Records excerpted from a collection:
○ ○ ○ ○

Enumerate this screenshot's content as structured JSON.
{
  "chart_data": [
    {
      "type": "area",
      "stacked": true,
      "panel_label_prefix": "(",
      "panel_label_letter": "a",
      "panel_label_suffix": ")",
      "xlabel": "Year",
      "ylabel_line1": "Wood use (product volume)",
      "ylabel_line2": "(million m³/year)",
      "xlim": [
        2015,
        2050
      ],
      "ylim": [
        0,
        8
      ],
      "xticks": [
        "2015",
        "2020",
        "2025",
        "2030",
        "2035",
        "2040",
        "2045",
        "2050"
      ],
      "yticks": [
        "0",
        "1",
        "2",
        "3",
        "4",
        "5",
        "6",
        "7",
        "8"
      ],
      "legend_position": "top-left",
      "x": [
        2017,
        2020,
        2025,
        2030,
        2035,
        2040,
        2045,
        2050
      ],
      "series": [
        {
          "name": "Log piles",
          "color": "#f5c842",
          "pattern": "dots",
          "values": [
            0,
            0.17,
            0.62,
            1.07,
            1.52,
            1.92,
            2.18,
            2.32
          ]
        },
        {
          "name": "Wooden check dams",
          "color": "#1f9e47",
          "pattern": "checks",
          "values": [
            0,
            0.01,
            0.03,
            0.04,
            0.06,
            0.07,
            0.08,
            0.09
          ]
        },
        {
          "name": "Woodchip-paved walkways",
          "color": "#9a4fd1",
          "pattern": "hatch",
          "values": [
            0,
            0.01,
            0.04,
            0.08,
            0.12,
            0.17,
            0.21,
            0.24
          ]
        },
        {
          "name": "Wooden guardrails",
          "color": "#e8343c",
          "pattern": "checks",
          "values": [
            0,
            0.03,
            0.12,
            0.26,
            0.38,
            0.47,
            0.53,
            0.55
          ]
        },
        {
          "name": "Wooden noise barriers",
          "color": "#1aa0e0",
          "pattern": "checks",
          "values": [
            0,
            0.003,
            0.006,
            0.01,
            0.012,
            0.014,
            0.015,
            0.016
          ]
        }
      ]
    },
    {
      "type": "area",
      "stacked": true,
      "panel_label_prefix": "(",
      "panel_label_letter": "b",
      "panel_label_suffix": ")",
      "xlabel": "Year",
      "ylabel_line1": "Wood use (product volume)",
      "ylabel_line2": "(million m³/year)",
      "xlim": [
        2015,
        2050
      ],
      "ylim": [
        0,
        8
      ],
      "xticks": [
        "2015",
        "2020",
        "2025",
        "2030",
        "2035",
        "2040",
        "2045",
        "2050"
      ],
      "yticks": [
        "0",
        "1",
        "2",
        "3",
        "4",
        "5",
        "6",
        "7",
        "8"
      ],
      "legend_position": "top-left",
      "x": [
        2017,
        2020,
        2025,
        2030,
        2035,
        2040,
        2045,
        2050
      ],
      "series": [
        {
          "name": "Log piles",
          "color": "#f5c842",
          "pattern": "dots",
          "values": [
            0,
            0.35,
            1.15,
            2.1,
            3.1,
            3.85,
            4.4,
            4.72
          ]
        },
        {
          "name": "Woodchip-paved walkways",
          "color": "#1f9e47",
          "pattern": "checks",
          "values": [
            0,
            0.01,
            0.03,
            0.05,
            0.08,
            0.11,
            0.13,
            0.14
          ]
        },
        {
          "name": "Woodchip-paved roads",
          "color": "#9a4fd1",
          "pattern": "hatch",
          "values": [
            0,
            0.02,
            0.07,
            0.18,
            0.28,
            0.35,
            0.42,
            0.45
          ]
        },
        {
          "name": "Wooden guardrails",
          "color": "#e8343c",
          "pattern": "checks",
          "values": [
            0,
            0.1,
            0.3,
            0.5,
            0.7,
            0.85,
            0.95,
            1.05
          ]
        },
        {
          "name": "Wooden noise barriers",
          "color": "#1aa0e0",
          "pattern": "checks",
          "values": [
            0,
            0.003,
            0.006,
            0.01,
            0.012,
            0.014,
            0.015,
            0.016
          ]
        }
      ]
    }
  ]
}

○ ○ ○ ○

** TASK PROMPT **
Write out every line of the material again, exactly as it reads.

** PROBLEM SOLUTION **
Enumerate this screenshot's content as structured JSON.
{
  "chart_data": [
    {
      "type": "area",
      "stacked": true,
      "panel_label_prefix": "(",
      "panel_label_letter": "a",
      "panel_label_suffix": ")",
      "xlabel": "Year",
      "ylabel_line1": "Wood use (product volume)",
      "ylabel_line2": "(million m³/year)",
      "xlim": [
        2015,
        2050
      ],
      "ylim": [
        0,
        8
      ],
      "xticks": [
        "2015",
        "2020",
        "2025",
        "2030",
        "2035",
        "2040",
        "2045",
        "2050"
      ],
      "yticks": [
        "0",
        "1",
        "2",
        "3",
        "4",
        "5",
        "6",
        "7",
        "8"
      ],
      "legend_position": "top-left",
      "x": [
        2017,
        2020,
        2025,
        2030,
        2035,
        2040,
        2045,
        2050
      ],
      "series": [
        {
          "name": "Log piles",
          "color": "#f5c842",
          "pattern": "dots",
          "values": [
            0,
            0.17,
            0.62,
            1.07,
            1.52,
            1.92,
            2.18,
            2.32
          ]
        },
        {
          "name": "Wooden check dams",
          "color": "#1f9e47",
          "pattern": "checks",
          "values": [
            0,
            0.01,
            0.03,
            0.04,
            0.06,
            0.07,
            0.08,
            0.09
          ]
        },
        {
          "name": "Woodchip-paved walkways",
          "color": "#9a4fd1",
          "pattern": "hatch",
          "values": [
            0,
            0.01,
            0.04,
            0.08,
            0.12,
            0.17,
            0.21,
            0.24
          ]
        },
        {
          "name": "Wooden guardrails",
          "color": "#e8343c",
          "pattern": "checks",
          "values": [
            0,
            0.03,
            0.12,
            0.26,
            0.38,
            0.47,
            0.53,
            0.55
          ]
        },
        {
          "name": "Wooden noise barriers",
          "color": "#1aa0e0",
          "pattern": "checks",
          "values": [
            0,
            0.003,
            0.006,
            0.01,
            0.012,
            0.014,
            0.015,
            0.016
          ]
        }
      ]
    },
    {
      "type": "area",
      "stacked": true,
      "panel_label_prefix": "(",
      "panel_label_letter": "b",
      "panel_label_suffix": ")",
      "xlabel": "Year",
      "ylabel_line1": "Wood use (product volume)",
      "ylabel_line2": "(million m³/year)",
      "xlim": [
        2015,
        2050
      ],
      "ylim": [
        0,
        8
      ],
      "xticks": [
        "2015",
        "2020",
        "2025",
        "2030",
        "2035",
        "2040",
        "2045",
        "2050"
      ],
      "yticks": [
        "0",
        "1",
        "2",
        "3",
        "4",
        "5",
        "6",
        "7",
        "8"
      ],
      "legend_position": "top-left",
      "x": [
        2017,
        2020,
        2025,
        2030,
        2035,
        2040,
        2045,
        2050
      ],
      "series": [
        {
          "name": "Log piles",
          "color": "#f5c842",
          "pattern": "dots",
          "values": [
            0,
            0.35,
            1.15,
            2.1,
            3.1,
            3.85,
            4.4,
            4.72
          ]
        },
        {
          "name": "Woodchip-paved walkways",
          "color": "#1f9e47",
          "pattern": "checks",
          "values": [
            0,
            0.01,
            0.03,
            0.05,
            0.08,
            0.11,
            0.13,
            0.14
          ]
        },
        {
          "name": "Woodchip-paved roads",
          "color": "#9a4fd1",
          "pattern": "hatch",
          "values": [
            0,
            0.02,
            0.07,
            0.18,
            0.28,
            0.35,
            0.42,
            0.45
          ]
        },
        {
          "name": "Wooden guardrails",
          "color": "#e8343c",
          "pattern": "checks",
          "values": [
            0,
            0.1,
            0.3,
            0.5,
            0.7,
            0.85,
            0.95,
            1.05
          ]
        },
        {
          "name": "Wooden noise barriers",
          "color": "#1aa0e0",
          "pattern": "checks",
          "values": [
            0,
            0.003,
            0.006,
            0.01,
            0.012,
            0.014,
            0.015,
            0.016
          ]
        }
      ]
    }
  ]
}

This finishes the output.